# Material provided start
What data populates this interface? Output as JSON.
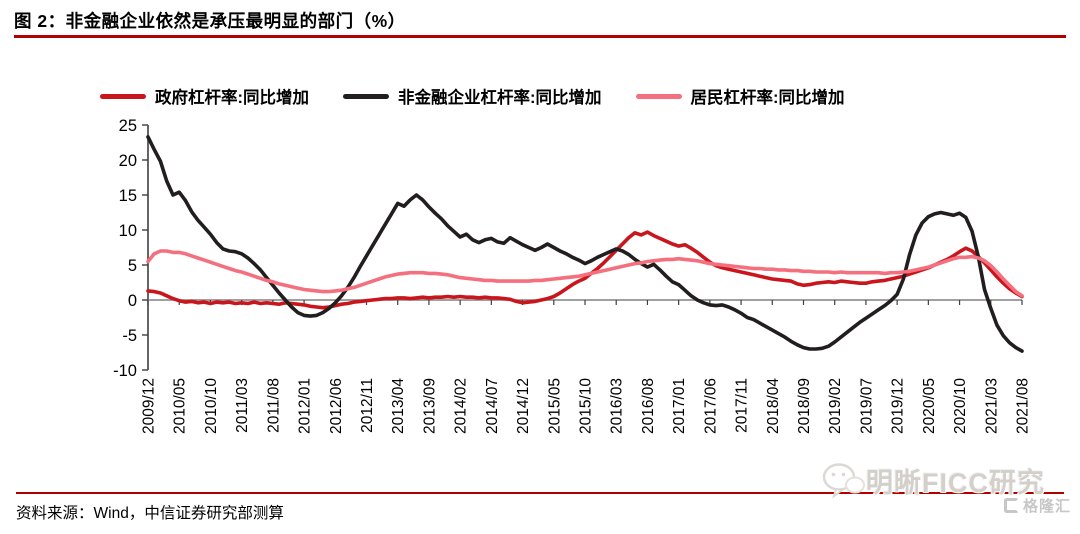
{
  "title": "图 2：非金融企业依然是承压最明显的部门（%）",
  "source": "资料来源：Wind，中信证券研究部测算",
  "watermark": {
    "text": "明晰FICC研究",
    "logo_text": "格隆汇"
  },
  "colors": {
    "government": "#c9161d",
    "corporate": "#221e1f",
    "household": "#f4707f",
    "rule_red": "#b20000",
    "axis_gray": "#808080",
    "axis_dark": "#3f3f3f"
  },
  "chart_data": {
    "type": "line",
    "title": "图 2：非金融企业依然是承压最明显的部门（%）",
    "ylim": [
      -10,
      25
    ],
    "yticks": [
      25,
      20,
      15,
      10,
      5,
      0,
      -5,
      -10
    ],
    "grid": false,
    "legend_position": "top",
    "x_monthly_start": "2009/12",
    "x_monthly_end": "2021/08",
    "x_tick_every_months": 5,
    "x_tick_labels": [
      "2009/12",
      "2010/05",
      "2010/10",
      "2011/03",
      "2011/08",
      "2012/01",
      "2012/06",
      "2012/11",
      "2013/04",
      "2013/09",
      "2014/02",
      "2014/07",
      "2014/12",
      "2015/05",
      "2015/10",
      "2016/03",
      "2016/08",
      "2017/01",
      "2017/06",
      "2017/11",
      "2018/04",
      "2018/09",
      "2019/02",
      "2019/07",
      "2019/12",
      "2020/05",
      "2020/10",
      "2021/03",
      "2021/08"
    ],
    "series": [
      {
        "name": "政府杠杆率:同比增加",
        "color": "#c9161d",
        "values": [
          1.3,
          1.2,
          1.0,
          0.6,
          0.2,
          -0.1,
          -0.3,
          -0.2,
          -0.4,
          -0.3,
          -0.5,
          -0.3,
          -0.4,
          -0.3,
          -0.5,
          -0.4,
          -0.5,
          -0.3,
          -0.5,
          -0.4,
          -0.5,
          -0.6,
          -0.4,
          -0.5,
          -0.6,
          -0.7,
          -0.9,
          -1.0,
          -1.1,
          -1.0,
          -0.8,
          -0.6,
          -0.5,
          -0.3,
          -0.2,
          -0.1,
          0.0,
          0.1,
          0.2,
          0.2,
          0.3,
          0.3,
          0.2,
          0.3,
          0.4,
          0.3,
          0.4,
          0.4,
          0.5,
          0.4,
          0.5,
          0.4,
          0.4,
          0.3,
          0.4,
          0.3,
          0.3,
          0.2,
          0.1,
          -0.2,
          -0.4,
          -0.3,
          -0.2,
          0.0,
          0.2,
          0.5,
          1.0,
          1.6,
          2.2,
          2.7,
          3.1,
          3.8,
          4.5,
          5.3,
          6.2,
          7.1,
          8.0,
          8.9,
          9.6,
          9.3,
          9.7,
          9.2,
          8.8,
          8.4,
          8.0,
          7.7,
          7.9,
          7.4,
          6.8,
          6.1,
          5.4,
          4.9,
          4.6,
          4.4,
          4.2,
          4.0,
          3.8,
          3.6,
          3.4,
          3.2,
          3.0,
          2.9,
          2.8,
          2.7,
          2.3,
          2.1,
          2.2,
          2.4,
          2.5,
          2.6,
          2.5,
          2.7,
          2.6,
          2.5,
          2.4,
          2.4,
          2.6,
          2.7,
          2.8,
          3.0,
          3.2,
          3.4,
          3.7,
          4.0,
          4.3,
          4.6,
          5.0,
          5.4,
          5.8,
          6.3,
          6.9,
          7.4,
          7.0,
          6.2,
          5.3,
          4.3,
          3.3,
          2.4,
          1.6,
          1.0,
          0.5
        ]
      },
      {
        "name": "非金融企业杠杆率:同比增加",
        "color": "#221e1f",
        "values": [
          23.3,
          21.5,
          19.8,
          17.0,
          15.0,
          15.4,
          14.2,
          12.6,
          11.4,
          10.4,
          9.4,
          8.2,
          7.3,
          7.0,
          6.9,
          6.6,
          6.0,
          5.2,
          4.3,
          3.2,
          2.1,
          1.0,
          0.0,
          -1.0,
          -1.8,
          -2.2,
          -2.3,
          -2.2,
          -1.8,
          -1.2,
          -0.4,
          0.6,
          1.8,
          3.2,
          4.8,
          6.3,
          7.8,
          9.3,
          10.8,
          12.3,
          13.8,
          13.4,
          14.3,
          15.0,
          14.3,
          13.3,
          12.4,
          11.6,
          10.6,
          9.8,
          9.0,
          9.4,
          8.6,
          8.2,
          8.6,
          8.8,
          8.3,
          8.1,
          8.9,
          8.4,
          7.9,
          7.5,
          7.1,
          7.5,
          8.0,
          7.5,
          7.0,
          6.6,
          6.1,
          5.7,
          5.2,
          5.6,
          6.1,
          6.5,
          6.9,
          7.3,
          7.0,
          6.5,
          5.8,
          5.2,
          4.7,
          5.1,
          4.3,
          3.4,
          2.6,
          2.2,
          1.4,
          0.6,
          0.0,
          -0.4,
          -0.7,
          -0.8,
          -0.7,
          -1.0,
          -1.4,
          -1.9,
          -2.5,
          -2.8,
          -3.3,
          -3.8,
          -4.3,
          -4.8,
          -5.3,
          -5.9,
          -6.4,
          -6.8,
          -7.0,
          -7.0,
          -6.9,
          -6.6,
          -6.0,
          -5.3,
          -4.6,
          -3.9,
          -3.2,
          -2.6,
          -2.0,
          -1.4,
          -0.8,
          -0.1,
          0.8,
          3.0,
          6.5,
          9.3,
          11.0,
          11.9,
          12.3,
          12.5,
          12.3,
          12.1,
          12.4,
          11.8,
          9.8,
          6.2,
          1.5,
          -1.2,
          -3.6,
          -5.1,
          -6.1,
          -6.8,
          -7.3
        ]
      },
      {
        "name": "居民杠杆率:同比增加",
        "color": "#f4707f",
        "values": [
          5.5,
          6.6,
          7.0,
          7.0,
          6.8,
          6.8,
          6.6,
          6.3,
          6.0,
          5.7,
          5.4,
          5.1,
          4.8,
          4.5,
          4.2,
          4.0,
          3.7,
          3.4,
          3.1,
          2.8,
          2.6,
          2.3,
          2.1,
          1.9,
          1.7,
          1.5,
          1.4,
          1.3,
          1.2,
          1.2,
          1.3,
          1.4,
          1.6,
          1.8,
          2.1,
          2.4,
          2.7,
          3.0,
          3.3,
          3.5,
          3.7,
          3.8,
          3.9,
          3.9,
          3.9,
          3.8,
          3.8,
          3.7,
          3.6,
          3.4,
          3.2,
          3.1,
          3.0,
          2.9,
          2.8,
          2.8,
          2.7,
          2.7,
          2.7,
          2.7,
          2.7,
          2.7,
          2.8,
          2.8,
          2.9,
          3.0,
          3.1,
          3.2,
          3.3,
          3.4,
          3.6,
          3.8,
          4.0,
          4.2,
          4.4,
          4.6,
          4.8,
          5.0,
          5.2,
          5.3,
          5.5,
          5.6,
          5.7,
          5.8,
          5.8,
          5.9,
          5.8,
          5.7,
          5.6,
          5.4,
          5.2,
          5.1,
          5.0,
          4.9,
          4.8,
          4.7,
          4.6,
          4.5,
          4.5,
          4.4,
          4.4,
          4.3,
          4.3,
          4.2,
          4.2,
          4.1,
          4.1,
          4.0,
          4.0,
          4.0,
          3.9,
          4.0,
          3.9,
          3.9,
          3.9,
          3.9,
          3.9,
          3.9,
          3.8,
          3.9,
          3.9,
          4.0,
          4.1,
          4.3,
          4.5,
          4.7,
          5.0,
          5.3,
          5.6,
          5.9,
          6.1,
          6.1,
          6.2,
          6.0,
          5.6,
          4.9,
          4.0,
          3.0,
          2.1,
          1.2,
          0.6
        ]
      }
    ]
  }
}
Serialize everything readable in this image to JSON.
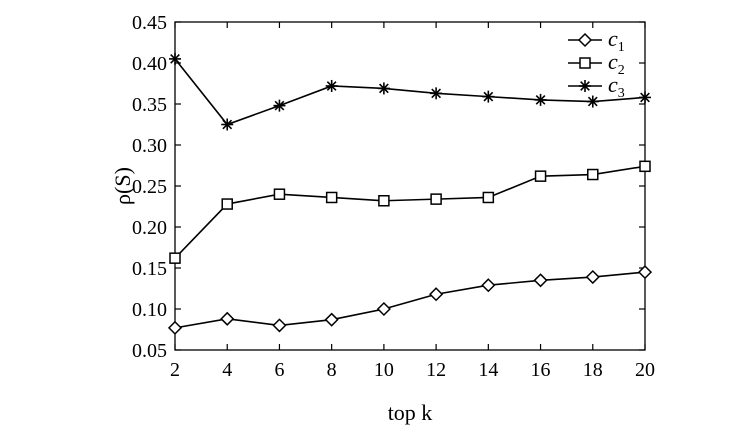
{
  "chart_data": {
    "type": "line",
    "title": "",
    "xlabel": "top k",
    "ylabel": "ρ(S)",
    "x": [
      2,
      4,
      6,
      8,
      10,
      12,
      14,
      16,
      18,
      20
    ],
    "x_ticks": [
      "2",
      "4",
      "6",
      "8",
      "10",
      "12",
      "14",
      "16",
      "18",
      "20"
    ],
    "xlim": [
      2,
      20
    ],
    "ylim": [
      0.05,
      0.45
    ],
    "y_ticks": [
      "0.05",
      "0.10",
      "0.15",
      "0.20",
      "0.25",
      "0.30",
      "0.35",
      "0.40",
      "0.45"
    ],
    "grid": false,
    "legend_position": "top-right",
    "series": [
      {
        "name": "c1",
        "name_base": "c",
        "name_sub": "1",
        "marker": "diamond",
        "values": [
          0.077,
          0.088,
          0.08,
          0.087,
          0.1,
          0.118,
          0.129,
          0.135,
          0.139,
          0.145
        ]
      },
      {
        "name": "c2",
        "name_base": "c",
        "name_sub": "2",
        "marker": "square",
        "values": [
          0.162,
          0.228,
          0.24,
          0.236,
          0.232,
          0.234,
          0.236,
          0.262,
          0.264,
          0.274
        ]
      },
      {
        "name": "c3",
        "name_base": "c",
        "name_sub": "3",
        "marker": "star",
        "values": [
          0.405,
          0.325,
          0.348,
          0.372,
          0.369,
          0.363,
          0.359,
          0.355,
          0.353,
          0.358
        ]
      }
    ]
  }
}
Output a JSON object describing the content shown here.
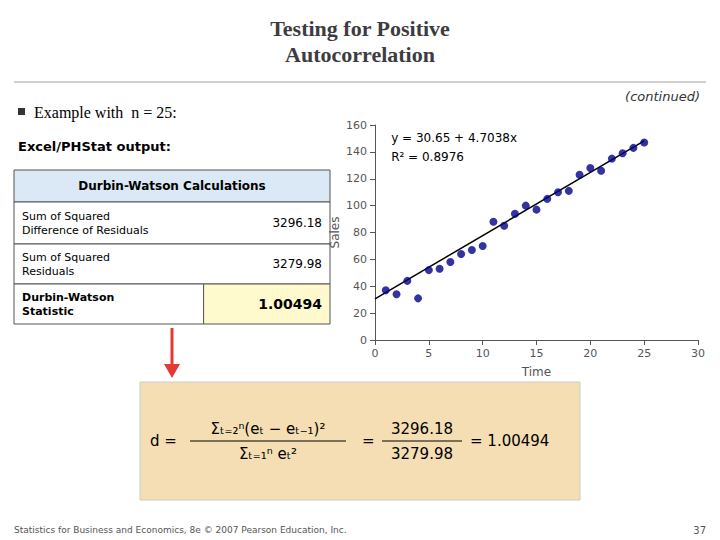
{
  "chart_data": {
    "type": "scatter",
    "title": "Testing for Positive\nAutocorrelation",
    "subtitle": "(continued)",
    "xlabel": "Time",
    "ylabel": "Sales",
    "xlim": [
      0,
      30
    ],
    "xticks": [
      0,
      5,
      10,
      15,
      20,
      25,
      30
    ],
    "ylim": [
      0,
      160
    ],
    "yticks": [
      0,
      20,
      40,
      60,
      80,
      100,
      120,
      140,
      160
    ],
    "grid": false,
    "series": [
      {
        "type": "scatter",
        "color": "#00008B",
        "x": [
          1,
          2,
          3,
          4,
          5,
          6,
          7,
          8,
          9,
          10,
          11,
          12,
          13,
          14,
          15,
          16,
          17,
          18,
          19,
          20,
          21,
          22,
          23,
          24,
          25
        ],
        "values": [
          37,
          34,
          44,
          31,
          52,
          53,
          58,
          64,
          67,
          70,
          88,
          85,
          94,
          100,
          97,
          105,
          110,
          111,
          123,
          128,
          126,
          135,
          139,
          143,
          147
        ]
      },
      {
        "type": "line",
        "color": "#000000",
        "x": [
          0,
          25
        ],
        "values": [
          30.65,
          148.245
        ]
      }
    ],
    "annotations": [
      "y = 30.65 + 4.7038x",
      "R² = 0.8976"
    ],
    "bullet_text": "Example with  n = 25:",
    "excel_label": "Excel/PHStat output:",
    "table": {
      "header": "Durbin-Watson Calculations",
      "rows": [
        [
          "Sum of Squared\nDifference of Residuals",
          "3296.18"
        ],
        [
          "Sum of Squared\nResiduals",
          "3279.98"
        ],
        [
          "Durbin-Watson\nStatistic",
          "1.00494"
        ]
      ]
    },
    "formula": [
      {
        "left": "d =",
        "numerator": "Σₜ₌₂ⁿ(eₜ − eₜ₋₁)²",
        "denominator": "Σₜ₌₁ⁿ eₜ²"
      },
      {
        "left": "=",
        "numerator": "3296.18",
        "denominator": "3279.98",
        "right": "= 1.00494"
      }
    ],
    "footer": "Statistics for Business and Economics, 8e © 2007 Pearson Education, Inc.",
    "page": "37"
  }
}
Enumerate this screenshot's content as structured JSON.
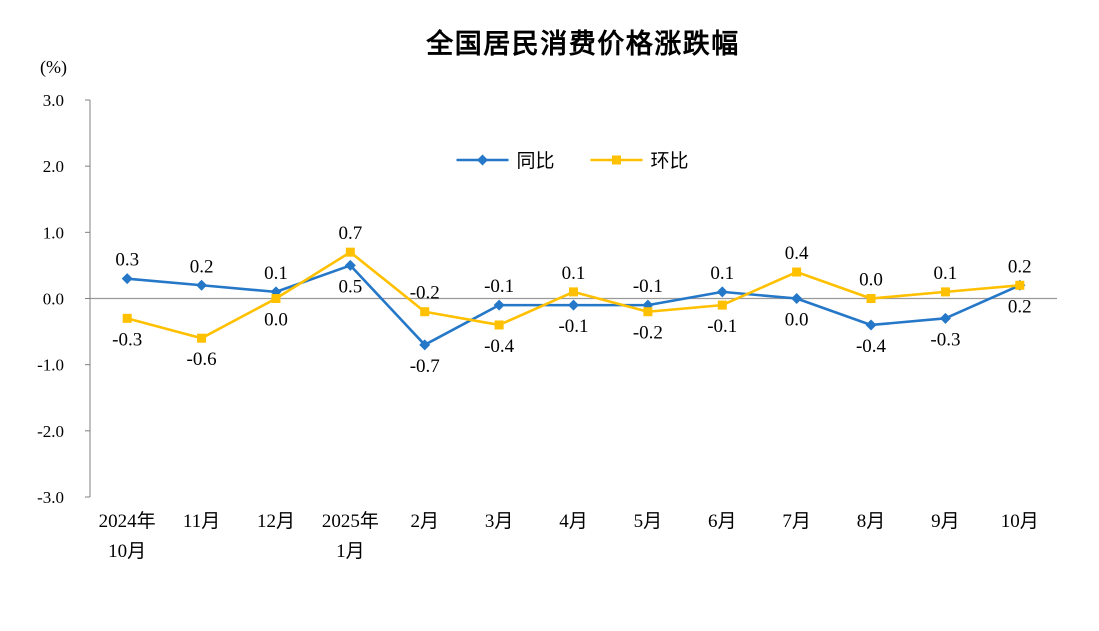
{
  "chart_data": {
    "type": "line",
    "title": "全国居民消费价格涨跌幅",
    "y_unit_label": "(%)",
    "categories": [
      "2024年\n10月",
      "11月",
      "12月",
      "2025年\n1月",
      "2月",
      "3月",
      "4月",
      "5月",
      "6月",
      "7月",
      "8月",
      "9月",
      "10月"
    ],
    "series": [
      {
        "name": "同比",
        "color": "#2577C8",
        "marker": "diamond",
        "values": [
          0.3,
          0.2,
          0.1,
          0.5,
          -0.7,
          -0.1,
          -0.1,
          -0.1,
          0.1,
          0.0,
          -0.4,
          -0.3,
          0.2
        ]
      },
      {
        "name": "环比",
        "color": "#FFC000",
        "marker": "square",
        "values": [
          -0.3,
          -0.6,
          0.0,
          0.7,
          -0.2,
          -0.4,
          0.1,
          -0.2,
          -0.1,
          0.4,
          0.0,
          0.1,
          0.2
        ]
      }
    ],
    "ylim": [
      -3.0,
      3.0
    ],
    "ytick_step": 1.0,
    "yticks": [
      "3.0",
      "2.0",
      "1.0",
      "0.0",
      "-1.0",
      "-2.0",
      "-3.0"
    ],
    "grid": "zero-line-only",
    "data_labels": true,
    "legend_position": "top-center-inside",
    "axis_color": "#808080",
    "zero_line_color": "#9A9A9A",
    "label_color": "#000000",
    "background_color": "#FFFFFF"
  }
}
# Material provided end
» **Set exercise**: Identify each line holding the string "denominator", and copy it out.

» **Response to this exercise**:
        "denominator": "Σₜ₌₁ⁿ eₜ²"
        "denominator": "3279.98",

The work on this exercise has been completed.